INPUT MATERIAL -
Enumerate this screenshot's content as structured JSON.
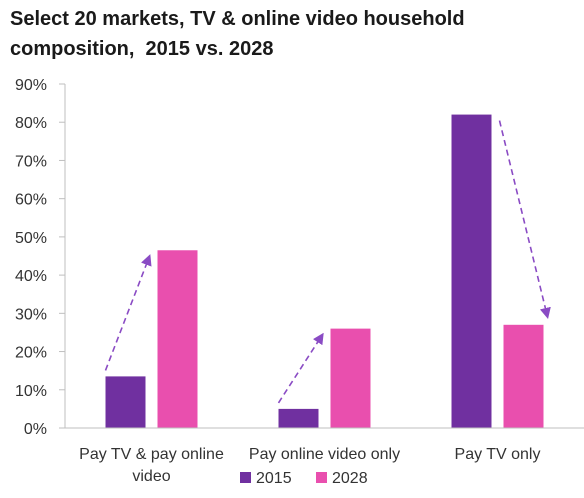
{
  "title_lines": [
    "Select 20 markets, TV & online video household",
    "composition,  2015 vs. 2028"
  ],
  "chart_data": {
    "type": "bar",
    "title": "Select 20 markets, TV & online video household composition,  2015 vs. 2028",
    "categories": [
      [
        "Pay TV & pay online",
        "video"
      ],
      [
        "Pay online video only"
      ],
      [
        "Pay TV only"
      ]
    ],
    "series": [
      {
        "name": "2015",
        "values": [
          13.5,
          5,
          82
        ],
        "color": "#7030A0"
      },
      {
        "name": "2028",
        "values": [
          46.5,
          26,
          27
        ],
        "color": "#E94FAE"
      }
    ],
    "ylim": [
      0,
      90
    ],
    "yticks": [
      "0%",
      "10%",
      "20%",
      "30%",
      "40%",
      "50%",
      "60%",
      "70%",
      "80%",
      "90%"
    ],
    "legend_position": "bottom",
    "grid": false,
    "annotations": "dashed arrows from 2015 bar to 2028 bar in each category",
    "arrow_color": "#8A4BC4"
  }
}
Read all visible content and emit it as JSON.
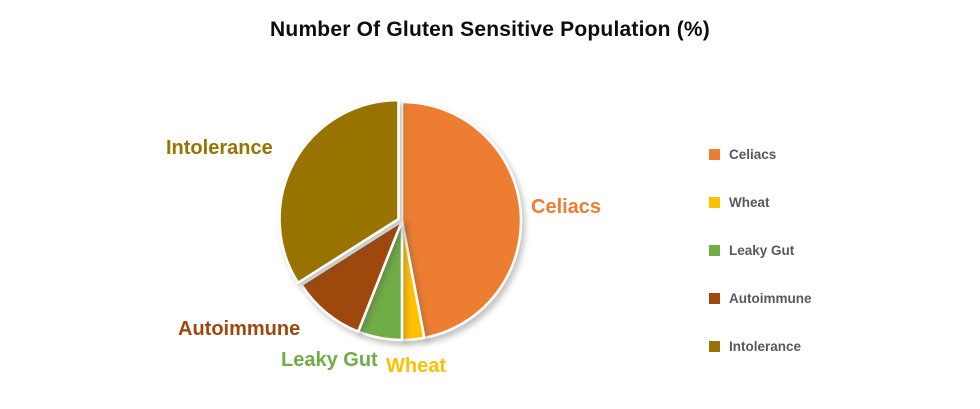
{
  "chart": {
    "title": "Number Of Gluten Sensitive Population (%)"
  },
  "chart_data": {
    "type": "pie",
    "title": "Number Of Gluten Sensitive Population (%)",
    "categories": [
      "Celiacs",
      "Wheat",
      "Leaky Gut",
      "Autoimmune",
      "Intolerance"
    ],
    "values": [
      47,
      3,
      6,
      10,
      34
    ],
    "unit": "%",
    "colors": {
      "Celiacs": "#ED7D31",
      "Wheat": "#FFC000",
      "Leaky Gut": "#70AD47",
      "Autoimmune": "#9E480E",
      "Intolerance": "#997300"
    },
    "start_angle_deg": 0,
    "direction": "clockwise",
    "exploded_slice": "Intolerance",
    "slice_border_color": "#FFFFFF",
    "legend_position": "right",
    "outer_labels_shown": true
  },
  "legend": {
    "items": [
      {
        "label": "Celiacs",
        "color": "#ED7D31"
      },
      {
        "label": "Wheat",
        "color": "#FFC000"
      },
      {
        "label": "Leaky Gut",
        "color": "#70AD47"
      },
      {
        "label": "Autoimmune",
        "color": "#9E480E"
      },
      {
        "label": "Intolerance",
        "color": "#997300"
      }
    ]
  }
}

SHORT TASK -
Looking at the listing above, count the lines that contain "Celiacs" and give nothing but the number.

CORRECT RESPONSE -
3